- GIVEN EXERCISE: Send back the records in full, character for character.

##### GIVEN RECORDS

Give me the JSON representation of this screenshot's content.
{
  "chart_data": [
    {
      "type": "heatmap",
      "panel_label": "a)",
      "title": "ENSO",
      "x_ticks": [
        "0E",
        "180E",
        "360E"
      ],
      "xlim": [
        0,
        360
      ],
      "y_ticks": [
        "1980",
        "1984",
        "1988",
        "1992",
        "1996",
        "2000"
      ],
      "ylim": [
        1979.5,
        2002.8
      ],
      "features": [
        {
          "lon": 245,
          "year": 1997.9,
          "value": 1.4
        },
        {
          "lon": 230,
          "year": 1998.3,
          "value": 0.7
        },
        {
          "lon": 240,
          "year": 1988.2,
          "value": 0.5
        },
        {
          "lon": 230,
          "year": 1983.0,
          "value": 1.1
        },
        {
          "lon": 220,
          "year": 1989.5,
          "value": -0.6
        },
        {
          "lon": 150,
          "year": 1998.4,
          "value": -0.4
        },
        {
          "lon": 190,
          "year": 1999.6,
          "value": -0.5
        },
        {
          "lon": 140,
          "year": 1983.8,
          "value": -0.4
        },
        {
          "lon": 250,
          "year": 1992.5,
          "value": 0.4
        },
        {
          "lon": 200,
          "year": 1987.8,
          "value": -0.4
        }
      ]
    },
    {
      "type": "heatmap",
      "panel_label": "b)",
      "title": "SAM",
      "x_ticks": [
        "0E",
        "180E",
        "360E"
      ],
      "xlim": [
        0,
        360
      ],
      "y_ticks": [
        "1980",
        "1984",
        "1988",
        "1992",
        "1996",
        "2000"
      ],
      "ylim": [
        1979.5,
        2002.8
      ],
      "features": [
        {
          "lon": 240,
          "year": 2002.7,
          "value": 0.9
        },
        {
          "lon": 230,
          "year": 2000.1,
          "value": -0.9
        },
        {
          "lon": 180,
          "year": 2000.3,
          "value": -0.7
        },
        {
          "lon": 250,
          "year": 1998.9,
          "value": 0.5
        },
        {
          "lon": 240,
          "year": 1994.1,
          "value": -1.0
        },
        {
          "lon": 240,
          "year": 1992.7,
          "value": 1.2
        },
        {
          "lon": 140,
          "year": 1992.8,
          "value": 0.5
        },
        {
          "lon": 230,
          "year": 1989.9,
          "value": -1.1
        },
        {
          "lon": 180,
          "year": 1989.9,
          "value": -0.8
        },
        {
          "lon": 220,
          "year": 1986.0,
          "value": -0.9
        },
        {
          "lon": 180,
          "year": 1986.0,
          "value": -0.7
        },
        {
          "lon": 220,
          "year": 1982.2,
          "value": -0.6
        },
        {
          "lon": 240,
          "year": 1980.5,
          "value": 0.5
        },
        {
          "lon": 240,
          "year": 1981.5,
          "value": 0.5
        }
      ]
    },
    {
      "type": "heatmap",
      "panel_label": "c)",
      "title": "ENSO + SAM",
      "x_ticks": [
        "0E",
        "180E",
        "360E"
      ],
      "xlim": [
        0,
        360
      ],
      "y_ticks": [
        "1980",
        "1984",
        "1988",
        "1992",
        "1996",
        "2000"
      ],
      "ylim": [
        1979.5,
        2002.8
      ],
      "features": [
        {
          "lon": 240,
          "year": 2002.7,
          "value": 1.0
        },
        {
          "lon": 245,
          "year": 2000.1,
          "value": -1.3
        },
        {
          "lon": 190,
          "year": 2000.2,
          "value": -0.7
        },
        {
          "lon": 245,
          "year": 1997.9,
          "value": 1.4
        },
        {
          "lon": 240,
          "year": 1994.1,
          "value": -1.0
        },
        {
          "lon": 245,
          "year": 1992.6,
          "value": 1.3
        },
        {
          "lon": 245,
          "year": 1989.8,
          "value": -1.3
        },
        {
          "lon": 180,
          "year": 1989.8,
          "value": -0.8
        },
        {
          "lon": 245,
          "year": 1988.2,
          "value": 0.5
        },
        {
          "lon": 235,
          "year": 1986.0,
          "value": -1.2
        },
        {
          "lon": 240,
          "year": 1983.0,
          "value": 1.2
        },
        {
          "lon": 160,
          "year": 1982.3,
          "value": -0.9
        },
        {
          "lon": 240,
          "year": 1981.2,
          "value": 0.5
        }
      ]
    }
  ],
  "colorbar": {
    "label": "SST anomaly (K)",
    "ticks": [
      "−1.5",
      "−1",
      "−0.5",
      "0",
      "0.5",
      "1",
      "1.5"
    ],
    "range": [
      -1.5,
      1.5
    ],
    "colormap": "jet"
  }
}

##########

- COMPLETE RESPONSE:
Give me the JSON representation of this screenshot's content.
{
  "chart_data": [
    {
      "type": "heatmap",
      "panel_label": "a)",
      "title": "ENSO",
      "x_ticks": [
        "0E",
        "180E",
        "360E"
      ],
      "xlim": [
        0,
        360
      ],
      "y_ticks": [
        "1980",
        "1984",
        "1988",
        "1992",
        "1996",
        "2000"
      ],
      "ylim": [
        1979.5,
        2002.8
      ],
      "features": [
        {
          "lon": 245,
          "year": 1997.9,
          "value": 1.4
        },
        {
          "lon": 230,
          "year": 1998.3,
          "value": 0.7
        },
        {
          "lon": 240,
          "year": 1988.2,
          "value": 0.5
        },
        {
          "lon": 230,
          "year": 1983.0,
          "value": 1.1
        },
        {
          "lon": 220,
          "year": 1989.5,
          "value": -0.6
        },
        {
          "lon": 150,
          "year": 1998.4,
          "value": -0.4
        },
        {
          "lon": 190,
          "year": 1999.6,
          "value": -0.5
        },
        {
          "lon": 140,
          "year": 1983.8,
          "value": -0.4
        },
        {
          "lon": 250,
          "year": 1992.5,
          "value": 0.4
        },
        {
          "lon": 200,
          "year": 1987.8,
          "value": -0.4
        }
      ]
    },
    {
      "type": "heatmap",
      "panel_label": "b)",
      "title": "SAM",
      "x_ticks": [
        "0E",
        "180E",
        "360E"
      ],
      "xlim": [
        0,
        360
      ],
      "y_ticks": [
        "1980",
        "1984",
        "1988",
        "1992",
        "1996",
        "2000"
      ],
      "ylim": [
        1979.5,
        2002.8
      ],
      "features": [
        {
          "lon": 240,
          "year": 2002.7,
          "value": 0.9
        },
        {
          "lon": 230,
          "year": 2000.1,
          "value": -0.9
        },
        {
          "lon": 180,
          "year": 2000.3,
          "value": -0.7
        },
        {
          "lon": 250,
          "year": 1998.9,
          "value": 0.5
        },
        {
          "lon": 240,
          "year": 1994.1,
          "value": -1.0
        },
        {
          "lon": 240,
          "year": 1992.7,
          "value": 1.2
        },
        {
          "lon": 140,
          "year": 1992.8,
          "value": 0.5
        },
        {
          "lon": 230,
          "year": 1989.9,
          "value": -1.1
        },
        {
          "lon": 180,
          "year": 1989.9,
          "value": -0.8
        },
        {
          "lon": 220,
          "year": 1986.0,
          "value": -0.9
        },
        {
          "lon": 180,
          "year": 1986.0,
          "value": -0.7
        },
        {
          "lon": 220,
          "year": 1982.2,
          "value": -0.6
        },
        {
          "lon": 240,
          "year": 1980.5,
          "value": 0.5
        },
        {
          "lon": 240,
          "year": 1981.5,
          "value": 0.5
        }
      ]
    },
    {
      "type": "heatmap",
      "panel_label": "c)",
      "title": "ENSO + SAM",
      "x_ticks": [
        "0E",
        "180E",
        "360E"
      ],
      "xlim": [
        0,
        360
      ],
      "y_ticks": [
        "1980",
        "1984",
        "1988",
        "1992",
        "1996",
        "2000"
      ],
      "ylim": [
        1979.5,
        2002.8
      ],
      "features": [
        {
          "lon": 240,
          "year": 2002.7,
          "value": 1.0
        },
        {
          "lon": 245,
          "year": 2000.1,
          "value": -1.3
        },
        {
          "lon": 190,
          "year": 2000.2,
          "value": -0.7
        },
        {
          "lon": 245,
          "year": 1997.9,
          "value": 1.4
        },
        {
          "lon": 240,
          "year": 1994.1,
          "value": -1.0
        },
        {
          "lon": 245,
          "year": 1992.6,
          "value": 1.3
        },
        {
          "lon": 245,
          "year": 1989.8,
          "value": -1.3
        },
        {
          "lon": 180,
          "year": 1989.8,
          "value": -0.8
        },
        {
          "lon": 245,
          "year": 1988.2,
          "value": 0.5
        },
        {
          "lon": 235,
          "year": 1986.0,
          "value": -1.2
        },
        {
          "lon": 240,
          "year": 1983.0,
          "value": 1.2
        },
        {
          "lon": 160,
          "year": 1982.3,
          "value": -0.9
        },
        {
          "lon": 240,
          "year": 1981.2,
          "value": 0.5
        }
      ]
    }
  ],
  "colorbar": {
    "label": "SST anomaly (K)",
    "ticks": [
      "−1.5",
      "−1",
      "−0.5",
      "0",
      "0.5",
      "1",
      "1.5"
    ],
    "range": [
      -1.5,
      1.5
    ],
    "colormap": "jet"
  }
}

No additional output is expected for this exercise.